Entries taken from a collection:

────────

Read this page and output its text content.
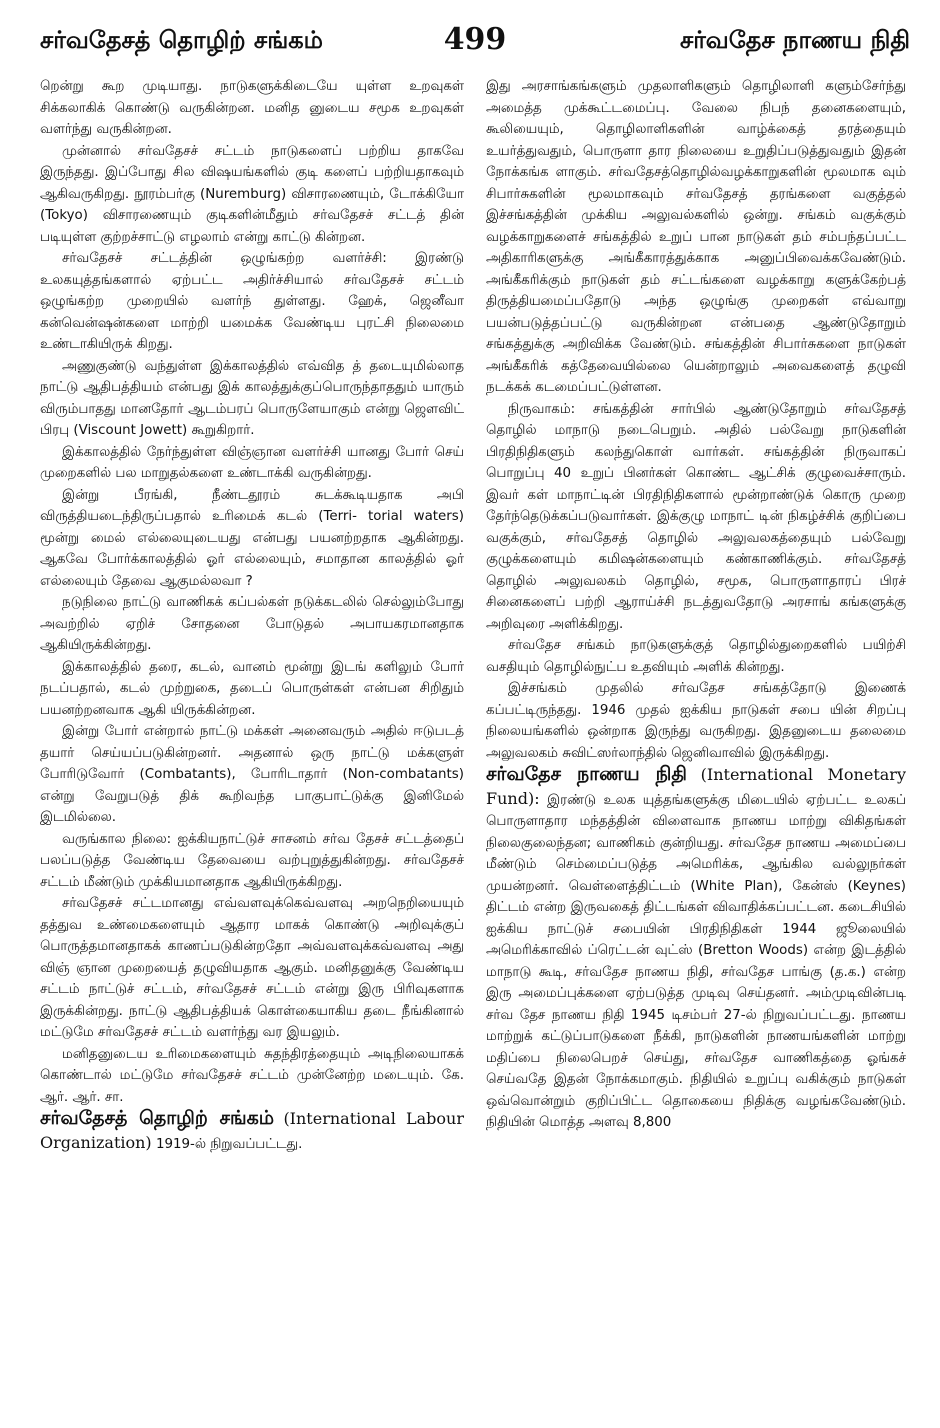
சர்வதேசத் தொழிற் சங்கம்	499	சர்வதேச நாணய நிதி

றென்று கூற முடியாது. நாடுகளுக்கிடையே யுள்ள உறவுகள் சிக்கலாகிக் கொண்டு வருகின்றன. மனித னுடைய சமூக உறவுகள் வளர்ந்து வருகின்றன.

முன்னால் சர்வதேசச் சட்டம் நாடுகளைப் பற்றிய தாகவே இருந்தது. இப்போது சில விஷயங்களில் குடி களைப் பற்றியதாகவும் ஆகிவருகிறது. நூரம்பர்கு (Nuremburg) விசாரணையும், டோக்கியோ (Tokyo) விசாரணையும் குடிகளின்மீதும் சர்வதேசச் சட்டத் தின் படியுள்ள குற்றச்சாட்டு எழலாம் என்று காட்டு கின்றன.

சர்வதேசச் சட்டத்தின் ஒழுங்கற்ற வளர்ச்சி: இரண்டு உலகயுத்தங்களால் ஏற்பட்ட அதிர்ச்சியால் சர்வதேசச் சட்டம் ஒழுங்கற்ற முறையில் வளர்ந் துள்ளது. ஹேக், ஜெனீவா கன்வென்ஷன்களை மாற்றி யமைக்க வேண்டிய புரட்சி நிலைமை உண்டாகியிருக் கிறது.

அணுகுண்டு வந்துள்ள இக்காலத்தில் எவ்வித த் தடையுமில்லாத நாட்டு ஆதிபத்தியம் என்பது இக் காலத்துக்குப்பொருந்தாததும் யாரும் விரும்பாதது மானதோர் ஆடம்பரப் பொருளேயாகும் என்று ஜௌவிட் பிரபு (Viscount Jowett) கூறுகிறார்.

இக்காலத்தில் நேர்ந்துள்ள விஞ்ஞான வளர்ச்சி யானது போர் செய் முறைகளில் பல மாறுதல்களை உண்டாக்கி வருகின்றது.

இன்று பீரங்கி, நீண்டதூரம் சுடக்கூடியதாக அபி விருத்தியடைந்திருப்பதால் உரிமைக் கடல் (Terri- torial waters) மூன்று மைல் எல்லையுடையது என்பது பயனற்றதாக ஆகின்றது. ஆகவே போர்க்காலத்தில் ஓர் எல்லையும், சமாதான காலத்தில் ஓர் எல்லையும் தேவை ஆகுமல்லவா ?

நடுநிலை நாட்டு வாணிகக் கப்பல்கள் நடுக்கடலில் செல்லும்போது அவற்றில் ஏறிச் சோதனை போடுதல் அபாயகரமானதாக ஆகியிருக்கின்றது.

இக்காலத்தில் தரை, கடல், வானம் மூன்று இடங் களிலும் போர் நடப்பதால், கடல் முற்றுகை, தடைப் பொருள்கள் என்பன சிறிதும் பயனற்றனவாக ஆகி யிருக்கின்றன.

இன்று போர் என்றால் நாட்டு மக்கள் அனைவரும் அதில் ஈடுபடத் தயார் செய்யப்படுகின்றனர். அதனால் ஒரு நாட்டு மக்களுள் போரிடுவோர் (Combatants), போரிடாதார் (Non-combatants) என்று வேறுபடுத் திக் கூறிவந்த பாகுபாட்டுக்கு இனிமேல் இடமில்லை.

வருங்கால நிலை: ஐக்கியநாட்டுச் சாசனம் சர்வ தேசச் சட்டத்தைப் பலப்படுத்த வேண்டிய தேவையை வற்புறுத்துகின்றது. சர்வதேசச் சட்டம் மீண்டும் முக்கியமானதாக ஆகியிருக்கிறது.

சர்வதேசச் சட்டமானது எவ்வளவுக்கெவ்வளவு அறநெறியையும் தத்துவ உண்மைகளையும் ஆதார மாகக் கொண்டு அறிவுக்குப் பொருத்தமானதாகக் காணப்படுகின்றதோ அவ்வளவுக்கவ்வளவு அது விஞ் ஞான முறையைத் தழுவியதாக ஆகும். மனிதனுக்கு வேண்டிய சட்டம் நாட்டுச் சட்டம், சர்வதேசச் சட்டம் என்று இரு பிரிவுகளாக இருக்கின்றது. நாட்டு ஆதிபத்தியக் கொள்கையாகிய தடை நீங்கினால் மட்டுமே சர்வதேசச் சட்டம் வளர்ந்து வர இயலும்.

மனிதனுடைய உரிமைகளையும் சுதந்திரத்தையும் அடிநிலையாகக் கொண்டால் மட்டுமே சர்வதேசச் சட்டம் முன்னேற்ற மடையும். கே. ஆர். ஆர். சா.

சர்வதேசத் தொழிற் சங்கம் (International Labour Organization) 1919-ல் நிறுவப்பட்டது.

இது அரசாங்கங்களும் முதலாளிகளும் தொழிலாளி களும்சேர்ந்து அமைத்த முக்கூட்டமைப்பு. வேலை நிபந் தனைகளையும், கூலியையும், தொழிலாளிகளின் வாழ்க்கைத் தரத்தையும் உயர்த்துவதும், பொருளா தார நிலையை உறுதிப்படுத்துவதும் இதன் நோக்கங்க ளாகும். சர்வதேசத்தொழில்வழக்காறுகளின் மூலமாக வும் சிபார்சுகளின் மூலமாகவும் சர்வதேசத் தரங்களை வகுத்தல் இச்சங்கத்தின் முக்கிய அலுவல்களில் ஒன்று. சங்கம் வகுக்கும் வழக்காறுகளைச் சங்கத்தில் உறுப் பான நாடுகள் தம் சம்பந்தப்பட்ட அதிகாரிகளுக்கு அங்கீகாரத்துக்காக அனுப்பிவைக்கவேண்டும். அங்கீகரிக்கும் நாடுகள் தம் சட்டங்களை வழக்காறு களுக்கேற்பத் திருத்தியமைப்பதோடு அந்த ஒழுங்கு முறைகள் எவ்வாறு பயன்படுத்தப்பட்டு வருகின்றன என்பதை ஆண்டுதோறும் சங்கத்துக்கு அறிவிக்க வேண்டும். சங்கத்தின் சிபார்சுகளை நாடுகள் அங்கீகரிக் கத்தேவையில்லை யென்றாலும் அவைகளைத் தழுவி நடக்கக் கடமைப்பட்டுள்ளன.

நிருவாகம்: சங்கத்தின் சார்பில் ஆண்டுதோறும் சர்வதேசத் தொழில் மாநாடு நடைபெறும். அதில் பல்வேறு நாடுகளின் பிரதிநிதிகளும் கலந்துகொள் வார்கள். சங்கத்தின் நிருவாகப் பொறுப்பு 40 உறுப் பினர்கள் கொண்ட ஆட்சிக் குழுவைச்சாரும். இவர் கள் மாநாட்டின் பிரதிநிதிகளால் மூன்றாண்டுக் கொரு முறை தேர்ந்தெடுக்கப்படுவார்கள். இக்குழு மாநாட் டின் நிகழ்ச்சிக் குறிப்பை வகுக்கும், சர்வதேசத் தொழில் அலுவலகத்தையும் பல்வேறு குழுக்களையும் கமிஷன்களையும் கண்காணிக்கும். சர்வதேசத் தொழில் அலுவலகம் தொழில், சமூக, பொருளாதாரப் பிரச் சினைகளைப் பற்றி ஆராய்ச்சி நடத்துவதோடு அரசாங் கங்களுக்கு அறிவுரை அளிக்கிறது.

சர்வதேச சங்கம் நாடுகளுக்குத் தொழில்துறைகளில் பயிற்சி வசதியும் தொழில்நுட்ப உதவியும் அளிக் கின்றது.

இச்சங்கம் முதலில் சர்வதேச சங்கத்தோடு இணைக் கப்பட்டிருந்தது. 1946 முதல் ஐக்கிய நாடுகள் சபை யின் சிறப்பு நிலையங்களில் ஒன்றாக இருந்து வருகிறது. இதனுடைய தலைமை அலுவலகம் சுவிட்ஸர்லாந்தில் ஜெனிவாவில் இருக்கிறது.

சர்வதேச நாணய நிதி (International Monetary Fund): இரண்டு உலக யுத்தங்களுக்கு மிடையில் ஏற்பட்ட உலகப் பொருளாதார மந்தத்தின் விளைவாக நாணய மாற்று விகிதங்கள் நிலைகுலைந்தன; வாணிகம் குன்றியது. சர்வதேச நாணய அமைப்பை மீண்டும் செம்மைப்படுத்த அமெரிக்க, ஆங்கில வல்லுநர்கள் முயன்றனர். வெள்ளைத்திட்டம் (White Plan), கேன்ஸ் (Keynes) திட்டம் என்ற இருவகைத் திட்டங்கள் விவாதிக்கப்பட்டன. கடைசியில் ஐக்கிய நாட்டுச் சபையின் பிரதிநிதிகள் 1944 ஜூலையில் அமெரிக்காவில் ப்ரெட்டன் வுட்ஸ் (Bretton Woods) என்ற இடத்தில் மாநாடு கூடி, சர்வதேச நாணய நிதி, சர்வதேச பாங்கு (த.க.) என்ற இரு அமைப்புக்களை ஏற்படுத்த முடிவு செய்தனர். அம்முடிவின்படி சர்வ தேச நாணய நிதி 1945 டிசம்பர் 27-ல் நிறுவப்பட்டது. நாணய மாற்றுக் கட்டுப்பாடுகளை நீக்கி, நாடுகளின் நாணயங்களின் மாற்று மதிப்பை நிலைபெறச் செய்து, சர்வதேச வாணிகத்தை ஓங்கச் செய்வதே இதன் நோக்கமாகும். நிதியில் உறுப்பு வகிக்கும் நாடுகள் ஒவ்வொன்றும் குறிப்பிட்ட தொகையை நிதிக்கு வழங்கவேண்டும். நிதியின் மொத்த அளவு 8,800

────────

What the task asks: Filter for "பயனற". Return all lines that hold it.

In response:
இன்று பீரங்கி, நீண்டதூரம் சுடக்கூடியதாக அபி விருத்தியடைந்திருப்பதால் உரிமைக் கடல் (Terri- torial waters) மூன்று மைல் எல்லையுடையது என்பது பயனற்றதாக ஆகின்றது. ஆகவே போர்க்காலத்தில் ஓர் எல்லையும், சமாதான காலத்தில் ஓர் எல்லையும் தேவை ஆகுமல்லவா ?
இக்காலத்தில் தரை, கடல், வானம் மூன்று இடங் களிலும் போர் நடப்பதால், கடல் முற்றுகை, தடைப் பொருள்கள் என்பன சிறிதும் பயனற்றனவாக ஆகி யிருக்கின்றன.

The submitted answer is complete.